** START DATA FOR PROCESSING **

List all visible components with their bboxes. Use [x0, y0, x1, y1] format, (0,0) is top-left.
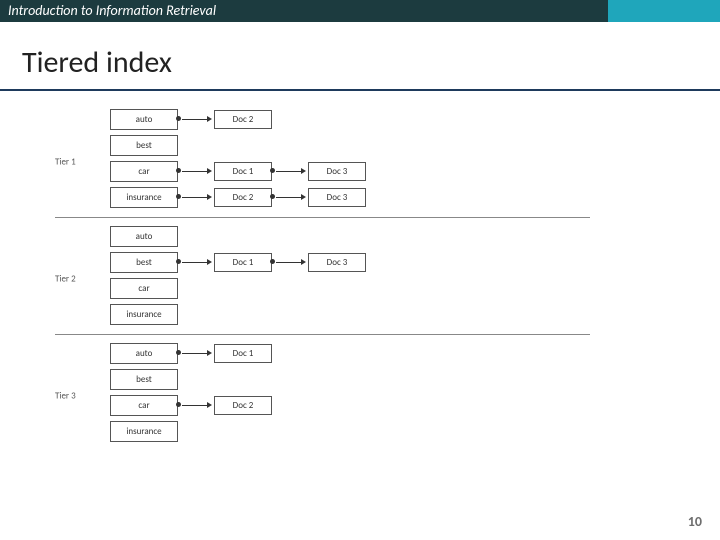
- posting-row: best: [110, 133, 590, 157]
- posting-row: best Doc 1 Doc 3: [110, 250, 590, 274]
- term-box: car: [110, 278, 178, 299]
- term-box: best: [110, 369, 178, 390]
- term-box: auto: [110, 109, 178, 130]
- doc-box: Doc 1: [214, 344, 272, 363]
- tier-group: Tier 2 auto best Doc 1 Doc 3 car insurance: [55, 224, 590, 335]
- page-number: 10: [688, 513, 702, 530]
- slide-title: Tiered index: [22, 44, 720, 81]
- title-underline: [0, 89, 720, 91]
- tier-group: Tier 1autoDoc 2bestcarDoc 1Doc 3insuranc…: [55, 107, 590, 218]
- posting-row: best: [110, 367, 590, 391]
- course-title: Introduction to Information Retrieval: [0, 0, 608, 22]
- term-box: auto: [110, 226, 178, 247]
- tiered-index-diagram: Tier 1autoDoc 2bestcarDoc 1Doc 3insuranc…: [0, 107, 720, 451]
- doc-box: Doc 1: [214, 253, 272, 272]
- posting-row: auto Doc 2: [110, 107, 590, 131]
- posting-row: car: [110, 276, 590, 300]
- tier-label: Tier 2: [55, 274, 76, 285]
- doc-box: Doc 2: [214, 396, 272, 415]
- doc-box: Doc 2: [214, 188, 272, 207]
- posting-row: auto Doc 1: [110, 341, 590, 365]
- arrow-icon: [182, 197, 210, 198]
- arrow-icon: [182, 262, 210, 263]
- posting-row: car Doc 2: [110, 393, 590, 417]
- arrow-icon: [182, 405, 210, 406]
- arrow-icon: [276, 171, 304, 172]
- header-accent: [608, 0, 720, 22]
- header-bar: Introduction to Information Retrieval: [0, 0, 720, 22]
- term-box: insurance: [110, 421, 178, 442]
- arrow-icon: [182, 353, 210, 354]
- tier-label: Tier 1: [55, 157, 76, 168]
- posting-row: insurance: [110, 419, 590, 443]
- posting-row: insurance: [110, 302, 590, 326]
- arrow-icon: [276, 197, 304, 198]
- posting-row: auto: [110, 224, 590, 248]
- term-box: car: [110, 395, 178, 416]
- term-box: best: [110, 252, 178, 273]
- term-box: best: [110, 135, 178, 156]
- tier-label: Tier 3: [55, 391, 76, 402]
- term-box: insurance: [110, 304, 178, 325]
- term-box: auto: [110, 343, 178, 364]
- doc-box: Doc 3: [308, 253, 366, 272]
- doc-box: Doc 3: [308, 162, 366, 181]
- term-box: insurance: [110, 187, 178, 208]
- posting-row: car Doc 1 Doc 3: [110, 159, 590, 183]
- arrow-icon: [276, 262, 304, 263]
- tier-group: Tier 3 auto Doc 1 best car Doc 2 insurance: [55, 341, 590, 451]
- arrow-icon: [182, 119, 210, 120]
- arrow-icon: [182, 171, 210, 172]
- posting-row: insurance Doc 2 Doc 3: [110, 185, 590, 209]
- doc-box: Doc 3: [308, 188, 366, 207]
- term-box: car: [110, 161, 178, 182]
- doc-box: Doc 1: [214, 162, 272, 181]
- doc-box: Doc 2: [214, 110, 272, 129]
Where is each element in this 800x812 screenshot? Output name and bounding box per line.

** END DATA FOR PROCESSING **

— WHAT THE EXERCISE ASKS —
Render every line of the data above as a Markdown table with the columns Row and Line. Number the rows, skip blank lines, and leave the picture out.

— RESULT OF THIS EXERCISE —
| Row | Line |
|---|---|
| 1 | List all visible components with their bboxes. Use [x0, y0, x1, y1] format, (0,0) is top-left. |
| 2 | - posting-row: best: [110, 133, 590, 157] |
| 3 | - posting-row: best Doc 1 Doc 3: [110, 250, 590, 274] |
| 4 | - term-box: car: [110, 278, 178, 299] |
| 5 | - term-box: best: [110, 369, 178, 390] |
| 6 | - term-box: auto: [110, 109, 178, 130] |
| 7 | - doc-box: Doc 1: [214, 344, 272, 363] |
| 8 | - tier-group: Tier 2 auto best Doc 1 Doc 3 car insurance: [55, 224, 590, 335] |
| 9 | - page-number: 10: [688, 513, 702, 530] |
| 10 | - slide-title: Tiered index: [22, 44, 720, 81] |
| 11 | - title-underline: [0, 89, 720, 91] |
| 12 | - tier-group: Tier 1autoDoc 2bestcarDoc 1Doc 3insuranc…: [55, 107, 590, 218] |
| 13 | - posting-row: best: [110, 367, 590, 391] |
| 14 | - course-title: Introduction to Information Retrieval: [0, 0, 608, 22] |
| 15 | - term-box: auto: [110, 226, 178, 247] |
| 16 | - tiered-index-diagram: Tier 1autoDoc 2bestcarDoc 1Doc 3insuranc…: [0, 107, 720, 451] |
| 17 | - doc-box: Doc 1: [214, 253, 272, 272] |
| 18 | - posting-row: auto Doc 2: [110, 107, 590, 131] |
| 19 | - posting-row: car: [110, 276, 590, 300] |
| 20 | - tier-label: Tier 2: [55, 274, 76, 285] |
| 21 | - doc-box: Doc 2: [214, 396, 272, 415] |
| 22 | - doc-box: Doc 2: [214, 188, 272, 207] |
| 23 | - posting-row: auto Doc 1: [110, 341, 590, 365] |
| 24 | - arrow-icon: [182, 197, 210, 198] |
| 25 | - arrow-icon: [182, 262, 210, 263] |
| 26 | - posting-row: car Doc 2: [110, 393, 590, 417] |
| 27 | - arrow-icon: [182, 405, 210, 406] |
| 28 | - arrow-icon: [276, 171, 304, 172] |
| 29 | - header-accent: [608, 0, 720, 22] |
| 30 | - header-bar: Introduction to Information Retrieval: [0, 0, 720, 22] |
| 31 | - term-box: insurance: [110, 421, 178, 442] |
| 32 | - arrow-icon: [182, 353, 210, 354] |
| 33 | - tier-label: Tier 1: [55, 157, 76, 168] |
| 34 | - posting-row: insurance: [110, 419, 590, 443] |
| 35 | - posting-row: insurance: [110, 302, 590, 326] |
| 36 | - arrow-icon: [276, 197, 304, 198] |
| 37 | - posting-row: auto: [110, 224, 590, 248] |
| 38 | - term-box: car: [110, 395, 178, 416] |
| 39 | - term-box: best: [110, 252, 178, 273] |
| 40 | - term-box: best: [110, 135, 178, 156] |
| 41 | - tier-label: Tier 3: [55, 391, 76, 402] |
| 42 | - term-box: insurance: [110, 304, 178, 325] |
| 43 | - term-box: auto: [110, 343, 178, 364] |
| 44 | - doc-box: Doc 3: [308, 253, 366, 272] |
| 45 | - doc-box: Doc 3: [308, 162, 366, 181] |
| 46 | - term-box: insurance: [110, 187, 178, 208] |
| 47 | - posting-row: car Doc 1 Doc 3: [110, 159, 590, 183] |
| 48 | - arrow-icon: [276, 262, 304, 263] |
| 49 | - tier-group: Tier 3 auto Doc 1 best car Doc 2 insurance: [55, 341, 590, 451] |
| 50 | - arrow-icon: [182, 119, 210, 120] |
| 51 | - arrow-icon: [182, 171, 210, 172] |
| 52 | - posting-row: insurance Doc 2 Doc 3: [110, 185, 590, 209] |
| 53 | - doc-box: Doc 3: [308, 188, 366, 207] |
| 54 | - term-box: car: [110, 161, 178, 182] |
| 55 | - doc-box: Doc 1: [214, 162, 272, 181] |
| 56 | - doc-box: Doc 2: [214, 110, 272, 129] |
| 57 | Where is each element in this 800x812 screenshot? Output name and bounding box per line. |